**THE DATA**
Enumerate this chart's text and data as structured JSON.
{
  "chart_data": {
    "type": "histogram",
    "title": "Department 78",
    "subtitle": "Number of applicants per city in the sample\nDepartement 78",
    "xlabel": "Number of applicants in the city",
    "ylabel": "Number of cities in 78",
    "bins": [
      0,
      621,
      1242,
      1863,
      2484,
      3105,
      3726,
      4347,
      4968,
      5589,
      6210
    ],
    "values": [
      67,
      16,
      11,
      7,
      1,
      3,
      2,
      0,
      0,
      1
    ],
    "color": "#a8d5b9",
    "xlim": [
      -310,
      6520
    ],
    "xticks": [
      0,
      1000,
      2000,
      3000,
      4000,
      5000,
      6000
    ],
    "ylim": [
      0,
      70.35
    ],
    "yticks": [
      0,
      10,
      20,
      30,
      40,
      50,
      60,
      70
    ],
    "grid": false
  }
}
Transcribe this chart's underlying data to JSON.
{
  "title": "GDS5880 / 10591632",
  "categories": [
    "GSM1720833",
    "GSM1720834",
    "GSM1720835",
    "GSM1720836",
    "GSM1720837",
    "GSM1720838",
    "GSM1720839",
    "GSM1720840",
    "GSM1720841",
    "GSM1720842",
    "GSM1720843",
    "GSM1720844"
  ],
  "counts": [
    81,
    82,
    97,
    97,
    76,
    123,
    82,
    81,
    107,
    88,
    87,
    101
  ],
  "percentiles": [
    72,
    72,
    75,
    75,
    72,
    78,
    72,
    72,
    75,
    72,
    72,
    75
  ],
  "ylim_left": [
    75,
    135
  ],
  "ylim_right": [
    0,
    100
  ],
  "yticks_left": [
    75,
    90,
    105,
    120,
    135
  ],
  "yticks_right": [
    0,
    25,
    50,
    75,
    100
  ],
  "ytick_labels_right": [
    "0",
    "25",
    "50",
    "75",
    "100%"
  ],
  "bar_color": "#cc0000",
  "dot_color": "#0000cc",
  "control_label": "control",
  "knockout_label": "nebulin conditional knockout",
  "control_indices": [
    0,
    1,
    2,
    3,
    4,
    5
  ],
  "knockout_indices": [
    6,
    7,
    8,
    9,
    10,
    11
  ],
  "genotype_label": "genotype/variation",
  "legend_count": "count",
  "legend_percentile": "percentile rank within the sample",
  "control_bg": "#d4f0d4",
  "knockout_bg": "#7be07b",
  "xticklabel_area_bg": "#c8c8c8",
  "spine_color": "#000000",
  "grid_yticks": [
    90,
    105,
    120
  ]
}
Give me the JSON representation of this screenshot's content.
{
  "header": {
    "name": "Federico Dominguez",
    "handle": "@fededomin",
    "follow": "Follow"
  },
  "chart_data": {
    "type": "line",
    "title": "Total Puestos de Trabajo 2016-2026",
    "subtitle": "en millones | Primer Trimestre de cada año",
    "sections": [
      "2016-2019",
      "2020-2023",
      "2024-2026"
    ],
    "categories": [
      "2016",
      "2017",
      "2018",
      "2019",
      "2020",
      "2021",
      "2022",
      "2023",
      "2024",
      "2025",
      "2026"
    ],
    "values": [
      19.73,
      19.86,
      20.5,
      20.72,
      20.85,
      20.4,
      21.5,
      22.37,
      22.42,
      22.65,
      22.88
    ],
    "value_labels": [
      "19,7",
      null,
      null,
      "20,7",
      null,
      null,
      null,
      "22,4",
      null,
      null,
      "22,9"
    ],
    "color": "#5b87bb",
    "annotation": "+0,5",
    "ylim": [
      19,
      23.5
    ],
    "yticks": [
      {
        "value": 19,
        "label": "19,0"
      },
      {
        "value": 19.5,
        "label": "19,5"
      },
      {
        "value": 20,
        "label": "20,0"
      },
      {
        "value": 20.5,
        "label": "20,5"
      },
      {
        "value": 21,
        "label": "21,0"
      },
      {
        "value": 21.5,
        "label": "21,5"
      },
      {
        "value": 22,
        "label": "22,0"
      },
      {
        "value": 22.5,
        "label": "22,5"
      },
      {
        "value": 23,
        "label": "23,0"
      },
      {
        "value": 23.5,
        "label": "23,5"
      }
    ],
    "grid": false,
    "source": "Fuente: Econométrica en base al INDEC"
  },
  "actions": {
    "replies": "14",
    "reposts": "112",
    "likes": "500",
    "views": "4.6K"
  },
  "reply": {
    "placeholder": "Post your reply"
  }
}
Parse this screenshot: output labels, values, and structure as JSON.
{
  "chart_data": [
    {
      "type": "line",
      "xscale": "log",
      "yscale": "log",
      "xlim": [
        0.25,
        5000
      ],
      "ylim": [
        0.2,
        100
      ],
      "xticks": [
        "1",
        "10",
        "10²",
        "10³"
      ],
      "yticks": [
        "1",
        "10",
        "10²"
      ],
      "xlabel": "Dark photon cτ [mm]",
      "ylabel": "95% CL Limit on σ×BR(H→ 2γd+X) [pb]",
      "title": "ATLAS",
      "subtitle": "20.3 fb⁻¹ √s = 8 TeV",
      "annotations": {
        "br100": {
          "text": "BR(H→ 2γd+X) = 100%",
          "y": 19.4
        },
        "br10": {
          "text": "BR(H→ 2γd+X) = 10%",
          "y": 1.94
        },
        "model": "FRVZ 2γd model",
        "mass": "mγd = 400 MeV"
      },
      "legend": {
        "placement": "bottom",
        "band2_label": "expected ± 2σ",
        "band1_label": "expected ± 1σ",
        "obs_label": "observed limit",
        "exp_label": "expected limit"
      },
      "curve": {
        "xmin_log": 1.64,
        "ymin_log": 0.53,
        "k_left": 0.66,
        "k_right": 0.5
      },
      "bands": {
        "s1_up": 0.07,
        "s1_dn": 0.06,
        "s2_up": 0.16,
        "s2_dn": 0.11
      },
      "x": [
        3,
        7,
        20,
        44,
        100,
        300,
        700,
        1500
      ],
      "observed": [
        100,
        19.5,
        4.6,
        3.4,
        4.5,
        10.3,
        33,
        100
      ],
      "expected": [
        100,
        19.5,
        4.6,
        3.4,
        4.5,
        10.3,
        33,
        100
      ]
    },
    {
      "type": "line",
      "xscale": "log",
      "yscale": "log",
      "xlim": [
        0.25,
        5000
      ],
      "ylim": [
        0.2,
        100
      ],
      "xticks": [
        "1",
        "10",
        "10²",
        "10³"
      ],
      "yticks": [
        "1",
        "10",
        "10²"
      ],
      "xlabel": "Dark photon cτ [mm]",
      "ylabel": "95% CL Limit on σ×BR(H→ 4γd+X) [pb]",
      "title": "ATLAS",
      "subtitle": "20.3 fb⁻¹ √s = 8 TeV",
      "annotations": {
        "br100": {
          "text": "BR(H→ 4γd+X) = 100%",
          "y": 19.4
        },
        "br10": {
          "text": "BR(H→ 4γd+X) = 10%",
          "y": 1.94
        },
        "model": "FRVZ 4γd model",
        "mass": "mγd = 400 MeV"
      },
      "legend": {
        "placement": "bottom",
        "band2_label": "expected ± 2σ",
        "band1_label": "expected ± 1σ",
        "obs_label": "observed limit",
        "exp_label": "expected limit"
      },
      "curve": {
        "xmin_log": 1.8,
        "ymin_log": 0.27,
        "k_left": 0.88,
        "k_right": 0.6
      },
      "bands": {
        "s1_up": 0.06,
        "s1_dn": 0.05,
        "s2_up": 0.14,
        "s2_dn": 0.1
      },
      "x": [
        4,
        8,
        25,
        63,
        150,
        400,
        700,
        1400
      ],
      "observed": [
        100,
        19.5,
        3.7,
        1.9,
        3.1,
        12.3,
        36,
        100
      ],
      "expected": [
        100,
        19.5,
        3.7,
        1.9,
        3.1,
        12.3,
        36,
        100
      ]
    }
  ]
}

**TASK STATEMENT**
Reproduce the listing in full. Keep it exactly as written.

**SOLVED EXERCISE**
Enumerate this chart's text and data as structured JSON.
{
  "chart_data": {
    "type": "histogram",
    "title": "Department 78",
    "subtitle": "Number of applicants per city in the sample\nDepartement 78",
    "xlabel": "Number of applicants in the city",
    "ylabel": "Number of cities in 78",
    "bins": [
      0,
      621,
      1242,
      1863,
      2484,
      3105,
      3726,
      4347,
      4968,
      5589,
      6210
    ],
    "values": [
      67,
      16,
      11,
      7,
      1,
      3,
      2,
      0,
      0,
      1
    ],
    "color": "#a8d5b9",
    "xlim": [
      -310,
      6520
    ],
    "xticks": [
      0,
      1000,
      2000,
      3000,
      4000,
      5000,
      6000
    ],
    "ylim": [
      0,
      70.35
    ],
    "yticks": [
      0,
      10,
      20,
      30,
      40,
      50,
      60,
      70
    ],
    "grid": false
  }
}
Transcribe this chart's underlying data to JSON.
{
  "title": "GDS5880 / 10591632",
  "categories": [
    "GSM1720833",
    "GSM1720834",
    "GSM1720835",
    "GSM1720836",
    "GSM1720837",
    "GSM1720838",
    "GSM1720839",
    "GSM1720840",
    "GSM1720841",
    "GSM1720842",
    "GSM1720843",
    "GSM1720844"
  ],
  "counts": [
    81,
    82,
    97,
    97,
    76,
    123,
    82,
    81,
    107,
    88,
    87,
    101
  ],
  "percentiles": [
    72,
    72,
    75,
    75,
    72,
    78,
    72,
    72,
    75,
    72,
    72,
    75
  ],
  "ylim_left": [
    75,
    135
  ],
  "ylim_right": [
    0,
    100
  ],
  "yticks_left": [
    75,
    90,
    105,
    120,
    135
  ],
  "yticks_right": [
    0,
    25,
    50,
    75,
    100
  ],
  "ytick_labels_right": [
    "0",
    "25",
    "50",
    "75",
    "100%"
  ],
  "bar_color": "#cc0000",
  "dot_color": "#0000cc",
  "control_label": "control",
  "knockout_label": "nebulin conditional knockout",
  "control_indices": [
    0,
    1,
    2,
    3,
    4,
    5
  ],
  "knockout_indices": [
    6,
    7,
    8,
    9,
    10,
    11
  ],
  "genotype_label": "genotype/variation",
  "legend_count": "count",
  "legend_percentile": "percentile rank within the sample",
  "control_bg": "#d4f0d4",
  "knockout_bg": "#7be07b",
  "xticklabel_area_bg": "#c8c8c8",
  "spine_color": "#000000",
  "grid_yticks": [
    90,
    105,
    120
  ]
}
Give me the JSON representation of this screenshot's content.
{
  "header": {
    "name": "Federico Dominguez",
    "handle": "@fededomin",
    "follow": "Follow"
  },
  "chart_data": {
    "type": "line",
    "title": "Total Puestos de Trabajo 2016-2026",
    "subtitle": "en millones | Primer Trimestre de cada año",
    "sections": [
      "2016-2019",
      "2020-2023",
      "2024-2026"
    ],
    "categories": [
      "2016",
      "2017",
      "2018",
      "2019",
      "2020",
      "2021",
      "2022",
      "2023",
      "2024",
      "2025",
      "2026"
    ],
    "values": [
      19.73,
      19.86,
      20.5,
      20.72,
      20.85,
      20.4,
      21.5,
      22.37,
      22.42,
      22.65,
      22.88
    ],
    "value_labels": [
      "19,7",
      null,
      null,
      "20,7",
      null,
      null,
      null,
      "22,4",
      null,
      null,
      "22,9"
    ],
    "color": "#5b87bb",
    "annotation": "+0,5",
    "ylim": [
      19,
      23.5
    ],
    "yticks": [
      {
        "value": 19,
        "label": "19,0"
      },
      {
        "value": 19.5,
        "label": "19,5"
      },
      {
        "value": 20,
        "label": "20,0"
      },
      {
        "value": 20.5,
        "label": "20,5"
      },
      {
        "value": 21,
        "label": "21,0"
      },
      {
        "value": 21.5,
        "label": "21,5"
      },
      {
        "value": 22,
        "label": "22,0"
      },
      {
        "value": 22.5,
        "label": "22,5"
      },
      {
        "value": 23,
        "label": "23,0"
      },
      {
        "value": 23.5,
        "label": "23,5"
      }
    ],
    "grid": false,
    "source": "Fuente: Econométrica en base al INDEC"
  },
  "actions": {
    "replies": "14",
    "reposts": "112",
    "likes": "500",
    "views": "4.6K"
  },
  "reply": {
    "placeholder": "Post your reply"
  }
}
Parse this screenshot: output labels, values, and structure as JSON.
{
  "chart_data": [
    {
      "type": "line",
      "xscale": "log",
      "yscale": "log",
      "xlim": [
        0.25,
        5000
      ],
      "ylim": [
        0.2,
        100
      ],
      "xticks": [
        "1",
        "10",
        "10²",
        "10³"
      ],
      "yticks": [
        "1",
        "10",
        "10²"
      ],
      "xlabel": "Dark photon cτ [mm]",
      "ylabel": "95% CL Limit on σ×BR(H→ 2γd+X) [pb]",
      "title": "ATLAS",
      "subtitle": "20.3 fb⁻¹ √s = 8 TeV",
      "annotations": {
        "br100": {
          "text": "BR(H→ 2γd+X) = 100%",
          "y": 19.4
        },
        "br10": {
          "text": "BR(H→ 2γd+X) = 10%",
          "y": 1.94
        },
        "model": "FRVZ 2γd model",
        "mass": "mγd = 400 MeV"
      },
      "legend": {
        "placement": "bottom",
        "band2_label": "expected ± 2σ",
        "band1_label": "expected ± 1σ",
        "obs_label": "observed limit",
        "exp_label": "expected limit"
      },
      "curve": {
        "xmin_log": 1.64,
        "ymin_log": 0.53,
        "k_left": 0.66,
        "k_right": 0.5
      },
      "bands": {
        "s1_up": 0.07,
        "s1_dn": 0.06,
        "s2_up": 0.16,
        "s2_dn": 0.11
      },
      "x": [
        3,
        7,
        20,
        44,
        100,
        300,
        700,
        1500
      ],
      "observed": [
        100,
        19.5,
        4.6,
        3.4,
        4.5,
        10.3,
        33,
        100
      ],
      "expected": [
        100,
        19.5,
        4.6,
        3.4,
        4.5,
        10.3,
        33,
        100
      ]
    },
    {
      "type": "line",
      "xscale": "log",
      "yscale": "log",
      "xlim": [
        0.25,
        5000
      ],
      "ylim": [
        0.2,
        100
      ],
      "xticks": [
        "1",
        "10",
        "10²",
        "10³"
      ],
      "yticks": [
        "1",
        "10",
        "10²"
      ],
      "xlabel": "Dark photon cτ [mm]",
      "ylabel": "95% CL Limit on σ×BR(H→ 4γd+X) [pb]",
      "title": "ATLAS",
      "subtitle": "20.3 fb⁻¹ √s = 8 TeV",
      "annotations": {
        "br100": {
          "text": "BR(H→ 4γd+X) = 100%",
          "y": 19.4
        },
        "br10": {
          "text": "BR(H→ 4γd+X) = 10%",
          "y": 1.94
        },
        "model": "FRVZ 4γd model",
        "mass": "mγd = 400 MeV"
      },
      "legend": {
        "placement": "bottom",
        "band2_label": "expected ± 2σ",
        "band1_label": "expected ± 1σ",
        "obs_label": "observed limit",
        "exp_label": "expected limit"
      },
      "curve": {
        "xmin_log": 1.8,
        "ymin_log": 0.27,
        "k_left": 0.88,
        "k_right": 0.6
      },
      "bands": {
        "s1_up": 0.06,
        "s1_dn": 0.05,
        "s2_up": 0.14,
        "s2_dn": 0.1
      },
      "x": [
        4,
        8,
        25,
        63,
        150,
        400,
        700,
        1400
      ],
      "observed": [
        100,
        19.5,
        3.7,
        1.9,
        3.1,
        12.3,
        36,
        100
      ],
      "expected": [
        100,
        19.5,
        3.7,
        1.9,
        3.1,
        12.3,
        36,
        100
      ]
    }
  ]
}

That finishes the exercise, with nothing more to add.